Work out the number of lines containing "this". Give that number alone.

=== Records ===

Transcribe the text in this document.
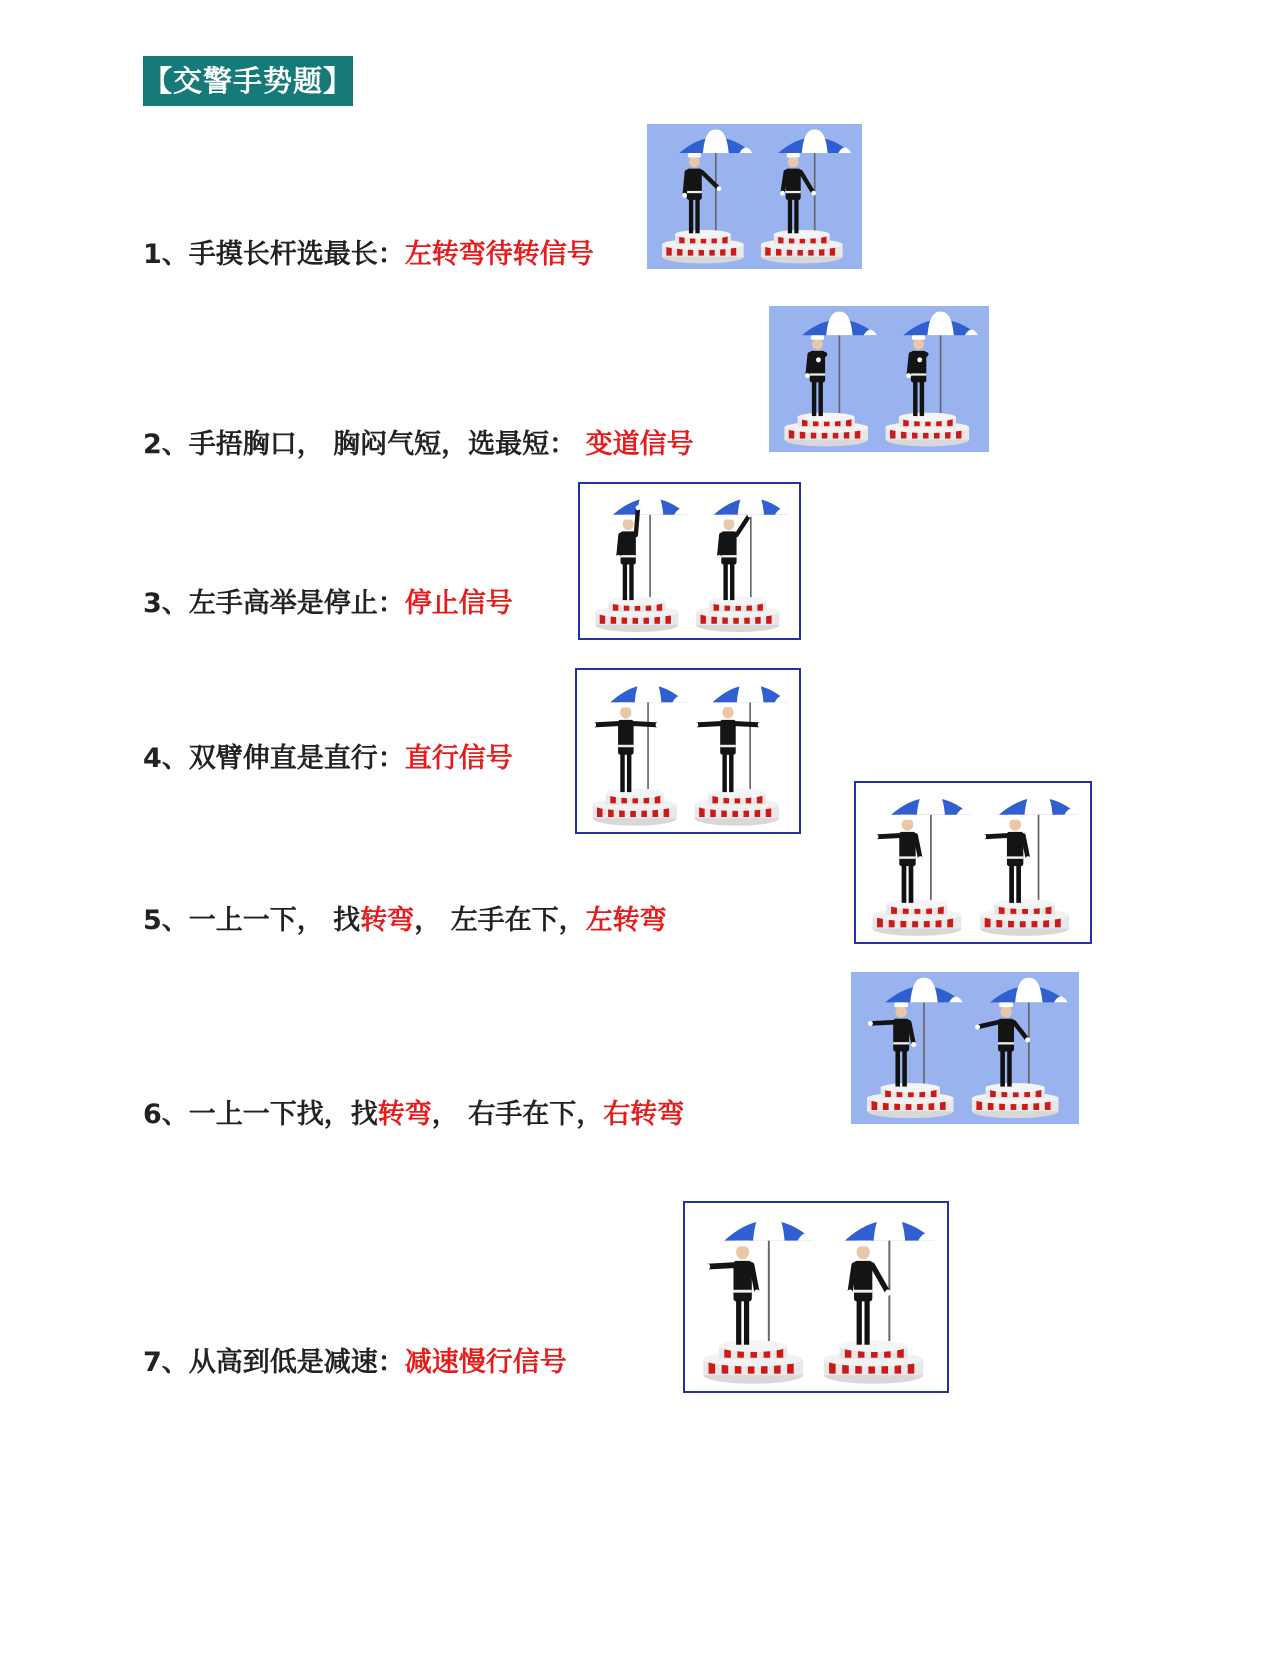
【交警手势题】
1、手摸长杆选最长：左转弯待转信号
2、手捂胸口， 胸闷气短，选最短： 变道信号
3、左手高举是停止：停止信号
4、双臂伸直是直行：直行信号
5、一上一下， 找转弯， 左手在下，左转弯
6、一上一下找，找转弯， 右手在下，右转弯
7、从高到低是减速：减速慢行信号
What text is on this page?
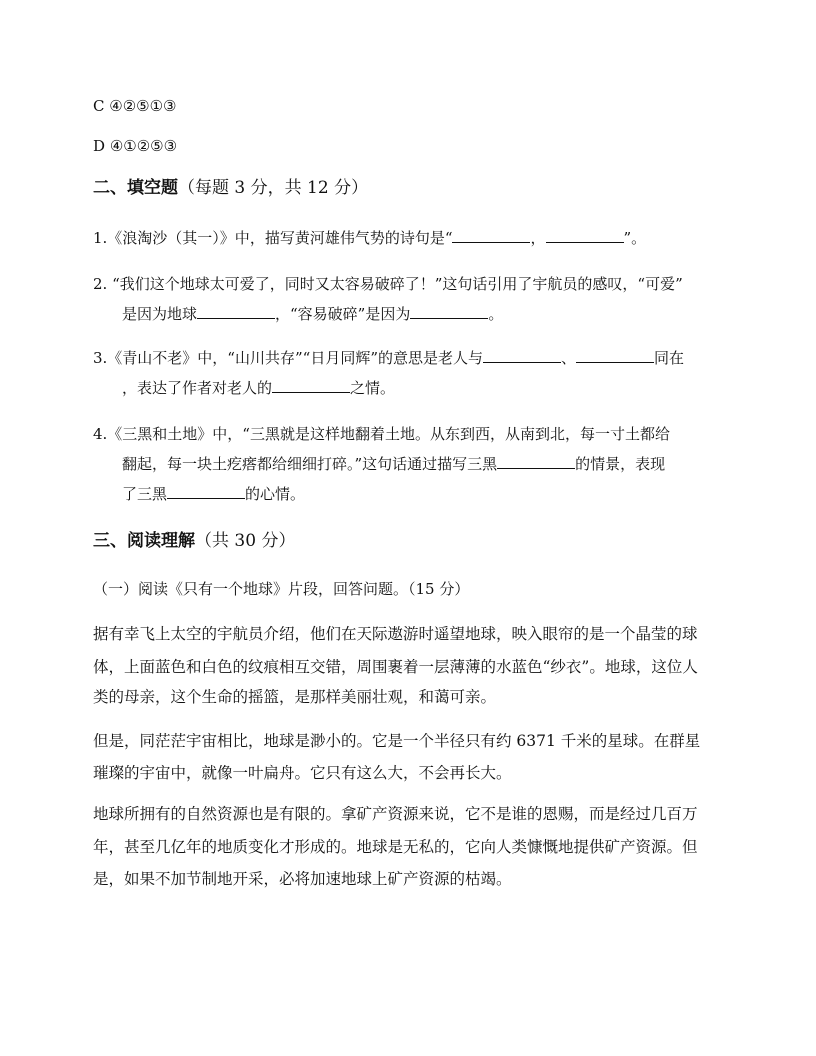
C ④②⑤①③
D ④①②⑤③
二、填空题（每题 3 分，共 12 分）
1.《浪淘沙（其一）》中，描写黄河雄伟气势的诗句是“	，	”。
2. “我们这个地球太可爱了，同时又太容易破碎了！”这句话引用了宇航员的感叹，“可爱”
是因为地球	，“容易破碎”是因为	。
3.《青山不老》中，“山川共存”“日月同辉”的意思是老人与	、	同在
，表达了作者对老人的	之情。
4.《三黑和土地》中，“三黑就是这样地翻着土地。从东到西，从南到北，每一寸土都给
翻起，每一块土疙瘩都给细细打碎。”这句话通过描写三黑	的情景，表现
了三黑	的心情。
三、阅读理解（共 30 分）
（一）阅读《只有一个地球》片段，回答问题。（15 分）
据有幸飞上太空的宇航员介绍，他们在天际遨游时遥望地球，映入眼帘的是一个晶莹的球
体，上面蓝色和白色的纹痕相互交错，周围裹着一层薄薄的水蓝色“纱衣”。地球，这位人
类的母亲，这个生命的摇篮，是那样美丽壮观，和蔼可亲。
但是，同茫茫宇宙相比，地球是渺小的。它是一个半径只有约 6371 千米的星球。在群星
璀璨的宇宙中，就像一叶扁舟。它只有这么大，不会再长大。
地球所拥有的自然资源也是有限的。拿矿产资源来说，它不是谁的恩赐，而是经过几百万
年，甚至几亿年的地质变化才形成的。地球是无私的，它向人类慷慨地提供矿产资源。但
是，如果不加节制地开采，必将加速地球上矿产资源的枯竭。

===

**Complete output:** 2